TASK INSTRUCTIONS:
Reproduce each of the following rows word for word, leaving out the pictures.

DATA SHOWN:
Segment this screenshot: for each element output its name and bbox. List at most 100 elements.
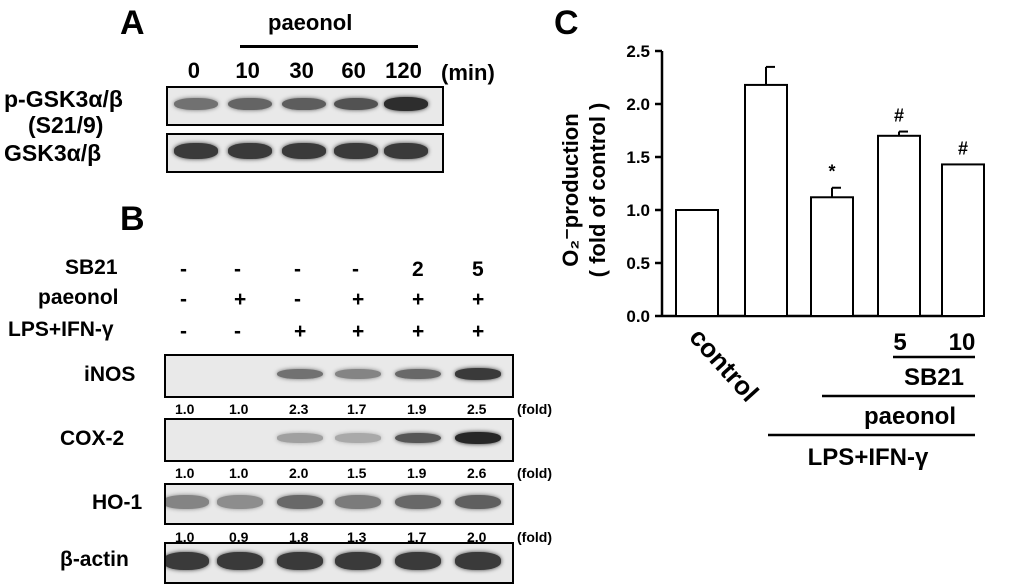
blot-0-band	[455, 368, 501, 380]
y-tick-label: 1.5	[626, 148, 650, 167]
condition-cell: +	[294, 320, 307, 343]
fold-unit: (fold)	[517, 401, 552, 417]
panel-a-treatment-line	[240, 45, 418, 48]
timepoint-label: 0	[187, 58, 200, 83]
blot-ho1	[164, 483, 514, 525]
blot-2-band	[277, 494, 323, 510]
condition-cell: +	[412, 288, 425, 311]
panel-a-letter: A	[120, 4, 145, 42]
x-label-paeonol: paeonol	[864, 403, 956, 430]
condition-cell: +	[472, 288, 485, 311]
bar	[810, 196, 854, 317]
panel-c-letter: C	[554, 4, 579, 42]
condition-cell: -	[180, 258, 187, 281]
condition-cell: 2	[412, 258, 424, 281]
condition-label-sb21: SB21	[65, 256, 118, 279]
x-label-control: control	[684, 322, 765, 408]
condition-cell: -	[352, 258, 359, 281]
fold-value: 1.0	[175, 401, 195, 417]
blot-label-cox2: COX-2	[60, 427, 125, 450]
fold-value: 0.9	[229, 529, 249, 545]
y-tick-label: 0.5	[626, 254, 650, 273]
condition-cell: -	[234, 258, 241, 281]
condition-cell: -	[234, 320, 241, 343]
fold-unit: (fold)	[517, 529, 552, 545]
panel-a-row2-label: GSK3α/β	[4, 140, 102, 166]
blot-inos	[164, 354, 514, 398]
blot-0-band	[395, 368, 441, 380]
condition-cell: +	[412, 320, 425, 343]
blot-beta-actin	[164, 542, 514, 584]
gsk3-band	[384, 143, 428, 159]
blot-2-band	[395, 494, 441, 510]
p-gsk3-band	[384, 97, 428, 111]
blot-gsk3	[166, 133, 444, 173]
p-gsk3-band	[174, 97, 218, 111]
blot-cox2	[164, 418, 514, 462]
panel-a-unit: (min)	[441, 60, 495, 85]
condition-cell: +	[234, 288, 247, 311]
y-axis-title-line1: O₂⁻production	[558, 113, 583, 266]
fold-unit: (fold)	[517, 465, 552, 481]
fold-value: 1.3	[347, 529, 367, 545]
bar	[941, 163, 985, 317]
blot-1-band	[277, 433, 323, 443]
blot-1-band	[395, 432, 441, 444]
fold-value: 2.6	[467, 465, 487, 481]
significance-mark: #	[958, 138, 968, 158]
timepoint-label: 30	[289, 58, 314, 83]
condition-cell: -	[294, 288, 301, 311]
blot-1-band	[335, 433, 381, 443]
significance-mark: *	[828, 162, 835, 182]
y-axis-title: O₂⁻production ( fold of control )	[558, 103, 610, 278]
gsk3-band	[228, 143, 272, 159]
blot-3-band	[395, 552, 441, 570]
fold-value: 1.7	[407, 529, 427, 545]
panel-a-row1-label: p-GSK3α/β	[4, 86, 123, 112]
gsk3-band	[174, 143, 218, 159]
condition-cell: +	[472, 320, 485, 343]
blot-3-band	[455, 552, 501, 570]
fold-value: 1.0	[229, 401, 249, 417]
gsk3-band	[282, 143, 326, 159]
y-tick-label: 2.0	[626, 95, 650, 114]
blot-0-band	[277, 368, 323, 380]
blot-3-band	[335, 552, 381, 570]
blot-2-band	[166, 495, 209, 509]
fold-value: 2.0	[467, 529, 487, 545]
x-label-sb21: SB21	[904, 364, 964, 391]
fold-value: 1.9	[407, 401, 427, 417]
condition-label-paeonol: paeonol	[38, 286, 119, 309]
fold-value: 1.7	[347, 401, 367, 417]
condition-label-lps-ifn: LPS+IFN-γ	[8, 318, 114, 341]
blot-1-band	[455, 432, 501, 444]
blot-2-band	[335, 495, 381, 509]
blot-3-band	[217, 552, 263, 570]
y-tick-label: 2.5	[626, 42, 650, 61]
panel-a-treatment-label: paeonol	[268, 10, 353, 35]
condition-cell: -	[180, 288, 187, 311]
blot-label-inos: iNOS	[84, 363, 136, 386]
blot-p-gsk3	[166, 86, 444, 126]
timepoint-label: 10	[235, 58, 260, 83]
y-axis-title-line2: ( fold of control )	[585, 103, 610, 278]
fold-value: 1.0	[229, 465, 249, 481]
condition-cell: -	[294, 258, 301, 281]
bar	[744, 83, 788, 317]
fold-value: 1.0	[175, 465, 195, 481]
fold-value: 2.0	[289, 465, 309, 481]
bar	[675, 209, 719, 317]
chart-x-labels: control 5 10 SB21 paeonol LPS+IFN-γ	[684, 322, 976, 471]
fold-value: 1.8	[289, 529, 309, 545]
fold-value: 1.0	[175, 529, 195, 545]
fold-value: 2.5	[467, 401, 487, 417]
y-tick-label: 0.0	[626, 307, 650, 326]
bar	[877, 134, 921, 317]
condition-cell: -	[180, 320, 187, 343]
p-gsk3-band	[282, 97, 326, 111]
blot-2-band	[217, 495, 263, 509]
blot-2-band	[455, 494, 501, 510]
condition-cell: +	[352, 288, 365, 311]
x-label-sb-dose-5: 5	[893, 329, 906, 356]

RESPONSE BELOW:
Segment this screenshot: for each element output its name and bbox. List at most 100 elements.
blot-0-band	[455, 368, 501, 380]
y-tick-label: 1.5	[626, 148, 650, 167]
condition-cell: +	[294, 320, 307, 343]
fold-unit: (fold)	[517, 401, 552, 417]
panel-a-treatment-line	[240, 45, 418, 48]
timepoint-label: 0	[187, 58, 200, 83]
blot-ho1	[164, 483, 514, 525]
blot-2-band	[277, 494, 323, 510]
condition-cell: +	[412, 288, 425, 311]
panel-a-letter: A	[120, 4, 145, 42]
x-label-paeonol: paeonol	[864, 403, 956, 430]
condition-cell: +	[472, 288, 485, 311]
bar	[810, 196, 854, 317]
panel-c-letter: C	[554, 4, 579, 42]
condition-cell: -	[180, 258, 187, 281]
condition-cell: 2	[412, 258, 424, 281]
condition-label-sb21: SB21	[65, 256, 118, 279]
x-label-control: control	[684, 322, 765, 408]
condition-cell: -	[352, 258, 359, 281]
fold-value: 1.0	[175, 401, 195, 417]
blot-label-cox2: COX-2	[60, 427, 125, 450]
fold-value: 0.9	[229, 529, 249, 545]
y-tick-label: 0.5	[626, 254, 650, 273]
condition-cell: -	[234, 258, 241, 281]
condition-cell: -	[234, 320, 241, 343]
fold-unit: (fold)	[517, 529, 552, 545]
panel-a-row2-label: GSK3α/β	[4, 140, 102, 166]
blot-inos	[164, 354, 514, 398]
blot-0-band	[395, 368, 441, 380]
condition-cell: +	[412, 320, 425, 343]
blot-beta-actin	[164, 542, 514, 584]
gsk3-band	[384, 143, 428, 159]
blot-2-band	[395, 494, 441, 510]
p-gsk3-band	[384, 97, 428, 111]
blot-gsk3	[166, 133, 444, 173]
p-gsk3-band	[174, 97, 218, 111]
blot-cox2	[164, 418, 514, 462]
panel-a-unit: (min)	[441, 60, 495, 85]
condition-cell: +	[234, 288, 247, 311]
y-axis-title-line1: O₂⁻production	[558, 113, 583, 266]
fold-unit: (fold)	[517, 465, 552, 481]
fold-value: 1.3	[347, 529, 367, 545]
bar	[941, 163, 985, 317]
blot-1-band	[277, 433, 323, 443]
blot-1-band	[395, 432, 441, 444]
fold-value: 2.6	[467, 465, 487, 481]
significance-mark: #	[958, 138, 968, 158]
timepoint-label: 30	[289, 58, 314, 83]
condition-cell: -	[294, 288, 301, 311]
blot-1-band	[335, 433, 381, 443]
significance-mark: *	[828, 162, 835, 182]
y-axis-title: O₂⁻production ( fold of control )	[558, 103, 610, 278]
gsk3-band	[228, 143, 272, 159]
blot-3-band	[395, 552, 441, 570]
fold-value: 1.7	[407, 529, 427, 545]
panel-a-row1-label: p-GSK3α/β	[4, 86, 123, 112]
gsk3-band	[174, 143, 218, 159]
condition-cell: +	[472, 320, 485, 343]
blot-3-band	[455, 552, 501, 570]
fold-value: 1.0	[229, 401, 249, 417]
gsk3-band	[282, 143, 326, 159]
y-tick-label: 2.0	[626, 95, 650, 114]
blot-0-band	[277, 368, 323, 380]
blot-3-band	[335, 552, 381, 570]
blot-2-band	[166, 495, 209, 509]
fold-value: 2.0	[467, 529, 487, 545]
x-label-sb21: SB21	[904, 364, 964, 391]
fold-value: 1.9	[407, 401, 427, 417]
condition-label-paeonol: paeonol	[38, 286, 119, 309]
fold-value: 1.7	[347, 401, 367, 417]
condition-label-lps-ifn: LPS+IFN-γ	[8, 318, 114, 341]
blot-1-band	[455, 432, 501, 444]
blot-2-band	[335, 495, 381, 509]
blot-3-band	[217, 552, 263, 570]
y-tick-label: 2.5	[626, 42, 650, 61]
panel-a-treatment-label: paeonol	[268, 10, 353, 35]
condition-cell: -	[180, 288, 187, 311]
blot-label-inos: iNOS	[84, 363, 136, 386]
blot-p-gsk3	[166, 86, 444, 126]
timepoint-label: 10	[235, 58, 260, 83]
y-axis-title-line2: ( fold of control )	[585, 103, 610, 278]
fold-value: 1.0	[229, 465, 249, 481]
condition-cell: -	[294, 258, 301, 281]
bar	[744, 83, 788, 317]
fold-value: 1.0	[175, 465, 195, 481]
fold-value: 2.0	[289, 465, 309, 481]
bar	[675, 209, 719, 317]
chart-x-labels: control 5 10 SB21 paeonol LPS+IFN-γ	[684, 322, 976, 471]
fold-value: 1.8	[289, 529, 309, 545]
fold-value: 1.0	[175, 529, 195, 545]
fold-value: 2.5	[467, 401, 487, 417]
y-tick-label: 0.0	[626, 307, 650, 326]
bar	[877, 134, 921, 317]
condition-cell: -	[180, 320, 187, 343]
p-gsk3-band	[282, 97, 326, 111]
blot-2-band	[217, 495, 263, 509]
blot-2-band	[455, 494, 501, 510]
condition-cell: +	[352, 288, 365, 311]
x-label-sb-dose-5: 5	[893, 329, 906, 356]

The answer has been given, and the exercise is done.